[RECORD SET start]

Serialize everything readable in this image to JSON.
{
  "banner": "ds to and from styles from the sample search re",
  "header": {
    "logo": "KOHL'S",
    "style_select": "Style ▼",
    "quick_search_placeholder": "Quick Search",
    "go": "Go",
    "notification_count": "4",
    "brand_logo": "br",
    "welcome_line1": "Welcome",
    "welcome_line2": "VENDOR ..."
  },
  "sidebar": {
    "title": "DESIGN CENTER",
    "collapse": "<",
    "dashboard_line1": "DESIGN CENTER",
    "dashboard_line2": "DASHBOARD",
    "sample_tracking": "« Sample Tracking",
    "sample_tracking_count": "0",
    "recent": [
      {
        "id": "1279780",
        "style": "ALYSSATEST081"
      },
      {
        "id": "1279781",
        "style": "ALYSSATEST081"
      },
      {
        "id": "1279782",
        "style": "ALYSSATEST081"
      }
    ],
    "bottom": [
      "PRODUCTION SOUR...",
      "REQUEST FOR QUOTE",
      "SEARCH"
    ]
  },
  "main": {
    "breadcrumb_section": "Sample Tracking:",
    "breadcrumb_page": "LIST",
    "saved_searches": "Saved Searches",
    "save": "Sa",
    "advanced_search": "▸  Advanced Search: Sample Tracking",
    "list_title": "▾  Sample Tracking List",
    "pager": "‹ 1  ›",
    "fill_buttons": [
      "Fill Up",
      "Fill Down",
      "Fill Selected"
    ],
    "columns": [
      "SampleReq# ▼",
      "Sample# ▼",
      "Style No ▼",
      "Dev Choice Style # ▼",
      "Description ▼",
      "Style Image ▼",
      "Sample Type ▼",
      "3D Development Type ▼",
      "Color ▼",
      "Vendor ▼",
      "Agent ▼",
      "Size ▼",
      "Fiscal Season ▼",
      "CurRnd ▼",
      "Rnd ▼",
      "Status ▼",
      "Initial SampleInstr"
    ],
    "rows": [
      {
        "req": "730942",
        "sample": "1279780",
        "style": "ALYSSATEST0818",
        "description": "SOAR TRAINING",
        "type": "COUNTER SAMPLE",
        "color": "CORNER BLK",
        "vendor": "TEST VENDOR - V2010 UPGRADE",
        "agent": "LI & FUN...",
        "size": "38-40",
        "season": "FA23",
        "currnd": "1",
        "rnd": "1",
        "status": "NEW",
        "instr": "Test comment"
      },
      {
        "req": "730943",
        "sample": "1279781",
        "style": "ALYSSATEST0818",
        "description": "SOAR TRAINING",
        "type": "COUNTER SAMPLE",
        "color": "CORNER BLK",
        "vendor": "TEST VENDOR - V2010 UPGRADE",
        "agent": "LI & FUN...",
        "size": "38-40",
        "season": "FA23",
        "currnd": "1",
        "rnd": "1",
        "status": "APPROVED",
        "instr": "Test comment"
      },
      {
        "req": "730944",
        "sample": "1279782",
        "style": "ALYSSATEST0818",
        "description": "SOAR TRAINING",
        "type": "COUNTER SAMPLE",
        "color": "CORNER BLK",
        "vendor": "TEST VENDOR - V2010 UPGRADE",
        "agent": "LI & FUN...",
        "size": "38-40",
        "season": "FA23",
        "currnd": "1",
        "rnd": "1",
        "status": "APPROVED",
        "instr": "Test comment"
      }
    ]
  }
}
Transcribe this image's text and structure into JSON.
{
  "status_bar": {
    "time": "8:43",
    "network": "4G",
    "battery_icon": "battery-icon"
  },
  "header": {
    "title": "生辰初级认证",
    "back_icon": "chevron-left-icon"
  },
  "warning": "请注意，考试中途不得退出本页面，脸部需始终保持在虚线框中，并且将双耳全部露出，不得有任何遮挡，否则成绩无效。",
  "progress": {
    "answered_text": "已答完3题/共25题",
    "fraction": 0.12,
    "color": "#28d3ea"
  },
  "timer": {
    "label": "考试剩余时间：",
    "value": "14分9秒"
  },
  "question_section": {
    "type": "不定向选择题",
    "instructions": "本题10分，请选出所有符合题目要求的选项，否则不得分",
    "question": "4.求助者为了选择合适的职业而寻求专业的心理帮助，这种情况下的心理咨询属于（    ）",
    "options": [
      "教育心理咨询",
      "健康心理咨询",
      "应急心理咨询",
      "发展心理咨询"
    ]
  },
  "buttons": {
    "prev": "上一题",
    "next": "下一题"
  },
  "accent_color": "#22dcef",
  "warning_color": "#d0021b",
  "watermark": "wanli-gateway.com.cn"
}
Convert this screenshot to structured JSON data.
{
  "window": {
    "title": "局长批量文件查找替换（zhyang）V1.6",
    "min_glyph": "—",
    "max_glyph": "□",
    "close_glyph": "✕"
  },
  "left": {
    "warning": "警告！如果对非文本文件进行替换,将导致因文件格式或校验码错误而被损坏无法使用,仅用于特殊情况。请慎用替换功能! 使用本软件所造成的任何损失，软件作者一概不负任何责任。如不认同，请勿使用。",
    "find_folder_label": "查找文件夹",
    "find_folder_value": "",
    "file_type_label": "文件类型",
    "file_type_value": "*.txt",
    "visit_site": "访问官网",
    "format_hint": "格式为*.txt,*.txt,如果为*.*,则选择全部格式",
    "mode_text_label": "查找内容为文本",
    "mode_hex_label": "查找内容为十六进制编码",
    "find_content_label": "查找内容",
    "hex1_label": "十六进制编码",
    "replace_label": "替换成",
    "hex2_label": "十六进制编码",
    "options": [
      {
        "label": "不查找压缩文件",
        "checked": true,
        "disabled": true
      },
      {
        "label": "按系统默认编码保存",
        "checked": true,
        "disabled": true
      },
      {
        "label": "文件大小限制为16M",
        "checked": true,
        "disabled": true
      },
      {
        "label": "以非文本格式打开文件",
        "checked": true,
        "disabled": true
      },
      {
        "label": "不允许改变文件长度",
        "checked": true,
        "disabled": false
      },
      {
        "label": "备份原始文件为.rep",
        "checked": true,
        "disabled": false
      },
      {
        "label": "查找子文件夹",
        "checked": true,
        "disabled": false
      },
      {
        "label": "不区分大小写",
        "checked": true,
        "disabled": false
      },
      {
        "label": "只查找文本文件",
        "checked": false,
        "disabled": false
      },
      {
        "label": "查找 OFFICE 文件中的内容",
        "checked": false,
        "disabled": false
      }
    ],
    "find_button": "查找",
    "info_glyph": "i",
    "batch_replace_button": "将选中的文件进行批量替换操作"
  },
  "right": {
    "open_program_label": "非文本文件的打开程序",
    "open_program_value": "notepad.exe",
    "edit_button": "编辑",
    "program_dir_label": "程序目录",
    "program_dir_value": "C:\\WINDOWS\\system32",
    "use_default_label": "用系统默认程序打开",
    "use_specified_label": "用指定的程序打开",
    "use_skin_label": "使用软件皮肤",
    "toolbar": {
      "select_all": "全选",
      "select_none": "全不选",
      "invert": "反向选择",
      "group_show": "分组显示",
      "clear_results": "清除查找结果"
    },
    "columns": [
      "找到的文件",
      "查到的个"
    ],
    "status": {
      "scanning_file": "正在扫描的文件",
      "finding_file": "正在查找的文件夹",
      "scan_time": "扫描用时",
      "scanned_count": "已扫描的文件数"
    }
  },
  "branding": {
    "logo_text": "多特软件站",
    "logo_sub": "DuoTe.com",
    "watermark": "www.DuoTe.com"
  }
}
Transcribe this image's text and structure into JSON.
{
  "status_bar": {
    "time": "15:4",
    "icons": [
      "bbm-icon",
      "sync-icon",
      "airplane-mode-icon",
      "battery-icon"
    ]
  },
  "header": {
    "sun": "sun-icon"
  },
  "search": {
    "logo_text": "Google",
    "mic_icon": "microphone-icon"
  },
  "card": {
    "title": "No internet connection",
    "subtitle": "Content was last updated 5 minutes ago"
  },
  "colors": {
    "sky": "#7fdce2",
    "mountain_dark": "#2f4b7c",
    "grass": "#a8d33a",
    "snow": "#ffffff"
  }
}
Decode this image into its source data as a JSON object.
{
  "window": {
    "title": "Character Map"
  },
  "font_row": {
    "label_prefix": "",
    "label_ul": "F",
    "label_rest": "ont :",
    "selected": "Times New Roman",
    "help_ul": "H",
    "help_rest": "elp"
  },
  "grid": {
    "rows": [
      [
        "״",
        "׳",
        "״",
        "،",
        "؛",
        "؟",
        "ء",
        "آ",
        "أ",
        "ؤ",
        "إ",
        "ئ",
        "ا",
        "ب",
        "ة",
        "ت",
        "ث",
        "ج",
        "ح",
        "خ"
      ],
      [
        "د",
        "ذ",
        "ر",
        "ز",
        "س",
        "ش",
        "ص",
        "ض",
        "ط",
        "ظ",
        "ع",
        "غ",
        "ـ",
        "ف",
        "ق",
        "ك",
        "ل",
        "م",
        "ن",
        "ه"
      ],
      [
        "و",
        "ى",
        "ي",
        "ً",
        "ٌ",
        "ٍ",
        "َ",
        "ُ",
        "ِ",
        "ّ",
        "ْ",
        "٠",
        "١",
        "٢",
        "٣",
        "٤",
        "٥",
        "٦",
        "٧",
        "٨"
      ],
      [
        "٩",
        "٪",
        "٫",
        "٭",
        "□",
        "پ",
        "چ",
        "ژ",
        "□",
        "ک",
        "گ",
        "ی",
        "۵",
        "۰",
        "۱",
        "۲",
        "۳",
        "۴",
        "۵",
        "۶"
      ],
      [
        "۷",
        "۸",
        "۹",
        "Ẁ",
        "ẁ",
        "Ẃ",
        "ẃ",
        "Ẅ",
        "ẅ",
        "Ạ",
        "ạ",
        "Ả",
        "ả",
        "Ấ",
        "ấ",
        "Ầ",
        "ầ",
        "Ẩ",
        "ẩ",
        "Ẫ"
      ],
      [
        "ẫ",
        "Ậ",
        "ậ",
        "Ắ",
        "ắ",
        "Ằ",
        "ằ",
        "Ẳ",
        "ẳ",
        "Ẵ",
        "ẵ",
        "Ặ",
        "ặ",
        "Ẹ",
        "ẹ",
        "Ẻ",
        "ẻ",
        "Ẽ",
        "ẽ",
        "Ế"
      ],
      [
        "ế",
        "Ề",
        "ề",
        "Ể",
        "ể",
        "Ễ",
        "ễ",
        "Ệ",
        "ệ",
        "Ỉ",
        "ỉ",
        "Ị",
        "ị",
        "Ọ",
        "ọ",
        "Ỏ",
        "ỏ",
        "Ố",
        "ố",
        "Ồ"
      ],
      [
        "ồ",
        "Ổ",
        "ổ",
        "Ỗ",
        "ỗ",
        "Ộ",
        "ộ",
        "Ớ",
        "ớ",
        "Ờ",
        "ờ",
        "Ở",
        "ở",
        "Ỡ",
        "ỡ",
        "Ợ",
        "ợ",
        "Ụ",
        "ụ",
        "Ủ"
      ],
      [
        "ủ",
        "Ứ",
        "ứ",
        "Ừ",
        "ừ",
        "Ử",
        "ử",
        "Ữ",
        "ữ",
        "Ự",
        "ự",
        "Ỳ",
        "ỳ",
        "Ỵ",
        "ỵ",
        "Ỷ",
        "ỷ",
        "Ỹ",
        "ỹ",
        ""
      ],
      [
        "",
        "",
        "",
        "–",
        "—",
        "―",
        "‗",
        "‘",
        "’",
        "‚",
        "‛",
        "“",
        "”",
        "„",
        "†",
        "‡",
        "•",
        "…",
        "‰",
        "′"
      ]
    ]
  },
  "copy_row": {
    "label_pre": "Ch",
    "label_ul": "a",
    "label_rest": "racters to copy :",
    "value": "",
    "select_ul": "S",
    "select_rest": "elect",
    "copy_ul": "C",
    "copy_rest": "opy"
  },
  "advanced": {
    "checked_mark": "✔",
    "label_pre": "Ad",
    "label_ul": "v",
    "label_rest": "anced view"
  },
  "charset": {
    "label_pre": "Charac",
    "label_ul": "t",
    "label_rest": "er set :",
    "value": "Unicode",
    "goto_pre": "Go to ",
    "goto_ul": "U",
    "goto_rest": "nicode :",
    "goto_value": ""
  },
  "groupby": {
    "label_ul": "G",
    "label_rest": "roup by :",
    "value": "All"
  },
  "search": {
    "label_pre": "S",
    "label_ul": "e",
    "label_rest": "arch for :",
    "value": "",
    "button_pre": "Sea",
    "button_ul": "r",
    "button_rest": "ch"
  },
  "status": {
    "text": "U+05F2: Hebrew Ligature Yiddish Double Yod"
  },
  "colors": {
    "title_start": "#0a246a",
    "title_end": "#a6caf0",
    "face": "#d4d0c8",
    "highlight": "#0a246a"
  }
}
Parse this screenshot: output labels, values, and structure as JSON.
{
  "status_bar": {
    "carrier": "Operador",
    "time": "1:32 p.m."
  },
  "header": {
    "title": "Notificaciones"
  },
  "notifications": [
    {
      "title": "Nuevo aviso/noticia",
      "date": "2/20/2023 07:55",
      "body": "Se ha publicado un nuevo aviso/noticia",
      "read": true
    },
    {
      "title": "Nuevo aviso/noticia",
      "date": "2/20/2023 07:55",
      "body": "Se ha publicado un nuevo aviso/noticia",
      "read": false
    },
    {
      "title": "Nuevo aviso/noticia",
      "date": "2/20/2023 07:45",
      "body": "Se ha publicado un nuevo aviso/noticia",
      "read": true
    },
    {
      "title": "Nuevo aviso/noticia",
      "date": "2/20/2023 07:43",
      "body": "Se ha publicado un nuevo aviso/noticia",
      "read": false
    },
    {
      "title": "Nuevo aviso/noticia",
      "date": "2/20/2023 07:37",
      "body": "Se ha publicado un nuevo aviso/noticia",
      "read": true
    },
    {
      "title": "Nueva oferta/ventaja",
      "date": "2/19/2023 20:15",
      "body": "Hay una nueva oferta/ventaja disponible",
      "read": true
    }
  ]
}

[RECORD SET end]

> _EXERCISE OBJECTIVE_
Go through the entries and return each line where the word "data" appears.

> _WRITTEN ANSWER_
Convert this screenshot to structured JSON data.
Decode this image into its source data as a JSON object.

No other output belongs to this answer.